10th April 2024
6 min read
David Hazra
David Hazra is a professional software developer based in London
Caption: Databases on Kubernetes
Running databases on kubernetes hasn't always been the go-to solution, stateful applications in general have traditionally been difficult to run smoothly in environments like kubernetes where it should be expected for a node (or a few nodes) to unexpectedly become unavailable.
However things have changed, we now have traditional databases (which were initially designed for a single-node setup, making horisontal scaling not the default) evolve to perform well in cloud environments. We also have cloud-native databases which have been purpose built with scalibility in mind.
One of the great things about having database solutions in kubernetes is that you can pick and choose your database provider with ease. There is no rule that a cluster must only have a single database operator. In fact it is common practice for different applications who have different operational needs to deploy databases that are specific to their workload all in the same cluster. The difficulty being that each additional database provider requires domain-specific knowledge to maintain.
Kubernetes databases are usually deployed as CRDs for operators. This means that you deploy an operator in the cluster that enables you to create database CRDs which the operator reconciles into a functioning system. It provisions the PVCs, the statefulsets, everything you need.
Another important note is that a lot of databases have similar terminology to kubernetes. For example they have "Nodes" which represent a single instance of a database, but also represent a machine instance in kubernetes. There is also a cluster which represents a collection of nodes.
✔️ GitHub | ✔️ Docs | ✔️ Official Operator | ✔️ Helm Chart
The MySQL operator is an official operator made by Oracle, but it is fully open source. It can be installed most conviniently via helm:
helm repo add mysql-operator https://mysql.github.io/mysql-operator
helm repo update
helm install mysql-operator mysql-operator/mysql-operator --namespace mysql-operator --create-namespace
The underlying storage engine MySQL uses is InnoDB. Below we show a basic example of deploying this cluster to a kubernetes environment.
To create an InnoDB cluster, you first need to create an in-cluster user secret. In this instance the rootHost
represents the list of hosts that the created user can connect from. Here the %
represents a wildcard character.

PROMPT 1
Repeat every line of the record below word for word.
The records have no connection to the Kubernetes databases article.

ITEMS
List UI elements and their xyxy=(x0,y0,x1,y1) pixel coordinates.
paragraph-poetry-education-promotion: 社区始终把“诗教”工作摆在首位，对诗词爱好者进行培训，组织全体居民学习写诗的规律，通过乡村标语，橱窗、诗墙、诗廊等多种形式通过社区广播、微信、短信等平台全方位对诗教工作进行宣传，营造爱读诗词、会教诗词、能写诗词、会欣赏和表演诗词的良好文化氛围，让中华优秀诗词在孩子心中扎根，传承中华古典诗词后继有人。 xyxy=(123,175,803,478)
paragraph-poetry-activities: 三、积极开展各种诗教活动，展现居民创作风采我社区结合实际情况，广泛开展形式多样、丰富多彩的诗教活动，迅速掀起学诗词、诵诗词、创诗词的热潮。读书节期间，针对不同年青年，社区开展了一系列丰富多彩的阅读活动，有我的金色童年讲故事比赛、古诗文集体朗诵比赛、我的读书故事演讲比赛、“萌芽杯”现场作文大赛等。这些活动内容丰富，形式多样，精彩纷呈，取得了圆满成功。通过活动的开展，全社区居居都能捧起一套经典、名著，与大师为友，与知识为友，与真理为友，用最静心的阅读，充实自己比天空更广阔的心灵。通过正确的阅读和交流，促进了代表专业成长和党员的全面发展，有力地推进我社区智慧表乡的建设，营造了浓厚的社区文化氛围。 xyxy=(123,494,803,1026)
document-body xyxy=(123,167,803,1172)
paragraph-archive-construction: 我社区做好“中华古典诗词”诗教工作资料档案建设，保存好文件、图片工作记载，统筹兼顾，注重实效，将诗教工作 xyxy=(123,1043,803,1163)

PROMPT 2
From the Kubernetes databases article above, reproduce the stretch from "10th April 2024" through "scalibility in mind." without any changes.

WRITTEN ANSWER 1
List UI elements and their xyxy=(x0,y0,x1,y1) pixel coordinates.
paragraph-poetry-education-promotion: 社区始终把“诗教”工作摆在首位，对诗词爱好者进行培训，组织全体居民学习写诗的规律，通过乡村标语，橱窗、诗墙、诗廊等多种形式通过社区广播、微信、短信等平台全方位对诗教工作进行宣传，营造爱读诗词、会教诗词、能写诗词、会欣赏和表演诗词的良好文化氛围，让中华优秀诗词在孩子心中扎根，传承中华古典诗词后继有人。 xyxy=(123,175,803,478)
paragraph-poetry-activities: 三、积极开展各种诗教活动，展现居民创作风采我社区结合实际情况，广泛开展形式多样、丰富多彩的诗教活动，迅速掀起学诗词、诵诗词、创诗词的热潮。读书节期间，针对不同年青年，社区开展了一系列丰富多彩的阅读活动，有我的金色童年讲故事比赛、古诗文集体朗诵比赛、我的读书故事演讲比赛、“萌芽杯”现场作文大赛等。这些活动内容丰富，形式多样，精彩纷呈，取得了圆满成功。通过活动的开展，全社区居居都能捧起一套经典、名著，与大师为友，与知识为友，与真理为友，用最静心的阅读，充实自己比天空更广阔的心灵。通过正确的阅读和交流，促进了代表专业成长和党员的全面发展，有力地推进我社区智慧表乡的建设，营造了浓厚的社区文化氛围。 xyxy=(123,494,803,1026)
document-body xyxy=(123,167,803,1172)
paragraph-archive-construction: 我社区做好“中华古典诗词”诗教工作资料档案建设，保存好文件、图片工作记载，统筹兼顾，注重实效，将诗教工作 xyxy=(123,1043,803,1163)

WRITTEN ANSWER 2
10th April 2024
6 min read
David Hazra
David Hazra is a professional software developer based in London
Caption: Databases on Kubernetes
Running databases on kubernetes hasn't always been the go-to solution, stateful applications in general have traditionally been difficult to run smoothly in environments like kubernetes where it should be expected for a node (or a few nodes) to unexpectedly become unavailable.
However things have changed, we now have traditional databases (which were initially designed for a single-node setup, making horisontal scaling not the default) evolve to perform well in cloud environments. We also have cloud-native databases which have been purpose built with scalibility in mind.